— START DATA RECORDS —

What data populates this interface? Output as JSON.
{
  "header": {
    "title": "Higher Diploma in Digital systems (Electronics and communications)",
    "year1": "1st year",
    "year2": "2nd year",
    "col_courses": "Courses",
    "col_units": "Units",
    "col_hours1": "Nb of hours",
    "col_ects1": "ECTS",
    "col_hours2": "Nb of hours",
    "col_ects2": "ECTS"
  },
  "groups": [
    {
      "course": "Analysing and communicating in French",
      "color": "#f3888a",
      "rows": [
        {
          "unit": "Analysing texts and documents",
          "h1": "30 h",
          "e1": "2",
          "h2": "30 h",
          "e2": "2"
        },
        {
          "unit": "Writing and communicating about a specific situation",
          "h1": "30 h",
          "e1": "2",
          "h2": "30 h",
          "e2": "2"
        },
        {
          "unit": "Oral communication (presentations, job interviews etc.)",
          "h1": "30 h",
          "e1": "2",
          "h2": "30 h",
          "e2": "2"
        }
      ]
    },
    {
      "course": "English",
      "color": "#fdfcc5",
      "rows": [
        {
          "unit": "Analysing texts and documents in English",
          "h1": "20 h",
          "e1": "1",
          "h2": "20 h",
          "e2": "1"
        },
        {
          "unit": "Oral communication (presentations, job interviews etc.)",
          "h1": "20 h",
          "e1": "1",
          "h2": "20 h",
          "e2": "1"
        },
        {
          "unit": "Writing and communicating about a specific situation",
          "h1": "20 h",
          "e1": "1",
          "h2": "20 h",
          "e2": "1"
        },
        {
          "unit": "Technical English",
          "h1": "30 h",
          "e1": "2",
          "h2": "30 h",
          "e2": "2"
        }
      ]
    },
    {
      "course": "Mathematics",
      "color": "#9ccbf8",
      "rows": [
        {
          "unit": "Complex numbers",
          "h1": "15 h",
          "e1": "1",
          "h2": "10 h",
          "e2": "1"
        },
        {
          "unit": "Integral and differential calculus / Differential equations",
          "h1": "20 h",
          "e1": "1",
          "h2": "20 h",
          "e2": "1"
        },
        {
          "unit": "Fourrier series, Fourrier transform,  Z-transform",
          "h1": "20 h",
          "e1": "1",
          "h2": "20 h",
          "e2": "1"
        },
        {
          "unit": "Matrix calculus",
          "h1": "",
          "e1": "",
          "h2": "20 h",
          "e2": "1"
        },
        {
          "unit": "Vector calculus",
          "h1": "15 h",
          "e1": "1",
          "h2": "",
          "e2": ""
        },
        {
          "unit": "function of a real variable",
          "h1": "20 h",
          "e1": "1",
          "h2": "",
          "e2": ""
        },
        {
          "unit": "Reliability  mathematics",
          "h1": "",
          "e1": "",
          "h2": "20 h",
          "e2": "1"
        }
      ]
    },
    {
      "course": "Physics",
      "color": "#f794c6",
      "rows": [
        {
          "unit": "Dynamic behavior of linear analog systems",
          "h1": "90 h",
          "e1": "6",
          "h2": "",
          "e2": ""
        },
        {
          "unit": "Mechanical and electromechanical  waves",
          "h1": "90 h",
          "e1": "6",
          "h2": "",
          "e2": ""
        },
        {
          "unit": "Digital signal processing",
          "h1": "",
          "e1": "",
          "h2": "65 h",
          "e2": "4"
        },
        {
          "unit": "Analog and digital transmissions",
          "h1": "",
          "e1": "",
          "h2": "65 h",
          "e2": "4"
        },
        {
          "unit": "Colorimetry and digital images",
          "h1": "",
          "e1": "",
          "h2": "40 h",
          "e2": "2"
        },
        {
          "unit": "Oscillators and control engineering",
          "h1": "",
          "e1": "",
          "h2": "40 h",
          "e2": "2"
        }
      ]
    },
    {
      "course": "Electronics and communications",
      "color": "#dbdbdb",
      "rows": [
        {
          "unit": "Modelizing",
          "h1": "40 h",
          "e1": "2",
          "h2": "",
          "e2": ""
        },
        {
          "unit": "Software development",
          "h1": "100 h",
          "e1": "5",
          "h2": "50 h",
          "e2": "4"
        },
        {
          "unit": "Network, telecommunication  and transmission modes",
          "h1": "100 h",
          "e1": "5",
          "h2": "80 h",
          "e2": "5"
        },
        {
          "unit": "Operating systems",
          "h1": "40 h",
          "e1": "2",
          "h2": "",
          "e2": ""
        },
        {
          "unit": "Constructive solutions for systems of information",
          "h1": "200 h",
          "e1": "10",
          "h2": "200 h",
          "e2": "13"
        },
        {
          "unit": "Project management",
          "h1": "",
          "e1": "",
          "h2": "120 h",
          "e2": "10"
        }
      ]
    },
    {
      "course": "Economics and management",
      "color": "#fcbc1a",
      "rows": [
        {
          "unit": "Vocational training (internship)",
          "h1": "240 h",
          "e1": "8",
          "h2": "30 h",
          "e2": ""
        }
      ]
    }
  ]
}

— END DATA RECORDS —

» **THE EXERCISE**
Reproduce each line verbatim.

» **WRITTEN ANSWER**
What data populates this interface? Output as JSON.
{
  "header": {
    "title": "Higher Diploma in Digital systems (Electronics and communications)",
    "year1": "1st year",
    "year2": "2nd year",
    "col_courses": "Courses",
    "col_units": "Units",
    "col_hours1": "Nb of hours",
    "col_ects1": "ECTS",
    "col_hours2": "Nb of hours",
    "col_ects2": "ECTS"
  },
  "groups": [
    {
      "course": "Analysing and communicating in French",
      "color": "#f3888a",
      "rows": [
        {
          "unit": "Analysing texts and documents",
          "h1": "30 h",
          "e1": "2",
          "h2": "30 h",
          "e2": "2"
        },
        {
          "unit": "Writing and communicating about a specific situation",
          "h1": "30 h",
          "e1": "2",
          "h2": "30 h",
          "e2": "2"
        },
        {
          "unit": "Oral communication (presentations, job interviews etc.)",
          "h1": "30 h",
          "e1": "2",
          "h2": "30 h",
          "e2": "2"
        }
      ]
    },
    {
      "course": "English",
      "color": "#fdfcc5",
      "rows": [
        {
          "unit": "Analysing texts and documents in English",
          "h1": "20 h",
          "e1": "1",
          "h2": "20 h",
          "e2": "1"
        },
        {
          "unit": "Oral communication (presentations, job interviews etc.)",
          "h1": "20 h",
          "e1": "1",
          "h2": "20 h",
          "e2": "1"
        },
        {
          "unit": "Writing and communicating about a specific situation",
          "h1": "20 h",
          "e1": "1",
          "h2": "20 h",
          "e2": "1"
        },
        {
          "unit": "Technical English",
          "h1": "30 h",
          "e1": "2",
          "h2": "30 h",
          "e2": "2"
        }
      ]
    },
    {
      "course": "Mathematics",
      "color": "#9ccbf8",
      "rows": [
        {
          "unit": "Complex numbers",
          "h1": "15 h",
          "e1": "1",
          "h2": "10 h",
          "e2": "1"
        },
        {
          "unit": "Integral and differential calculus / Differential equations",
          "h1": "20 h",
          "e1": "1",
          "h2": "20 h",
          "e2": "1"
        },
        {
          "unit": "Fourrier series, Fourrier transform,  Z-transform",
          "h1": "20 h",
          "e1": "1",
          "h2": "20 h",
          "e2": "1"
        },
        {
          "unit": "Matrix calculus",
          "h1": "",
          "e1": "",
          "h2": "20 h",
          "e2": "1"
        },
        {
          "unit": "Vector calculus",
          "h1": "15 h",
          "e1": "1",
          "h2": "",
          "e2": ""
        },
        {
          "unit": "function of a real variable",
          "h1": "20 h",
          "e1": "1",
          "h2": "",
          "e2": ""
        },
        {
          "unit": "Reliability  mathematics",
          "h1": "",
          "e1": "",
          "h2": "20 h",
          "e2": "1"
        }
      ]
    },
    {
      "course": "Physics",
      "color": "#f794c6",
      "rows": [
        {
          "unit": "Dynamic behavior of linear analog systems",
          "h1": "90 h",
          "e1": "6",
          "h2": "",
          "e2": ""
        },
        {
          "unit": "Mechanical and electromechanical  waves",
          "h1": "90 h",
          "e1": "6",
          "h2": "",
          "e2": ""
        },
        {
          "unit": "Digital signal processing",
          "h1": "",
          "e1": "",
          "h2": "65 h",
          "e2": "4"
        },
        {
          "unit": "Analog and digital transmissions",
          "h1": "",
          "e1": "",
          "h2": "65 h",
          "e2": "4"
        },
        {
          "unit": "Colorimetry and digital images",
          "h1": "",
          "e1": "",
          "h2": "40 h",
          "e2": "2"
        },
        {
          "unit": "Oscillators and control engineering",
          "h1": "",
          "e1": "",
          "h2": "40 h",
          "e2": "2"
        }
      ]
    },
    {
      "course": "Electronics and communications",
      "color": "#dbdbdb",
      "rows": [
        {
          "unit": "Modelizing",
          "h1": "40 h",
          "e1": "2",
          "h2": "",
          "e2": ""
        },
        {
          "unit": "Software development",
          "h1": "100 h",
          "e1": "5",
          "h2": "50 h",
          "e2": "4"
        },
        {
          "unit": "Network, telecommunication  and transmission modes",
          "h1": "100 h",
          "e1": "5",
          "h2": "80 h",
          "e2": "5"
        },
        {
          "unit": "Operating systems",
          "h1": "40 h",
          "e1": "2",
          "h2": "",
          "e2": ""
        },
        {
          "unit": "Constructive solutions for systems of information",
          "h1": "200 h",
          "e1": "10",
          "h2": "200 h",
          "e2": "13"
        },
        {
          "unit": "Project management",
          "h1": "",
          "e1": "",
          "h2": "120 h",
          "e2": "10"
        }
      ]
    },
    {
      "course": "Economics and management",
      "color": "#fcbc1a",
      "rows": [
        {
          "unit": "Vocational training (internship)",
          "h1": "240 h",
          "e1": "8",
          "h2": "30 h",
          "e2": ""
        }
      ]
    }
  ]
}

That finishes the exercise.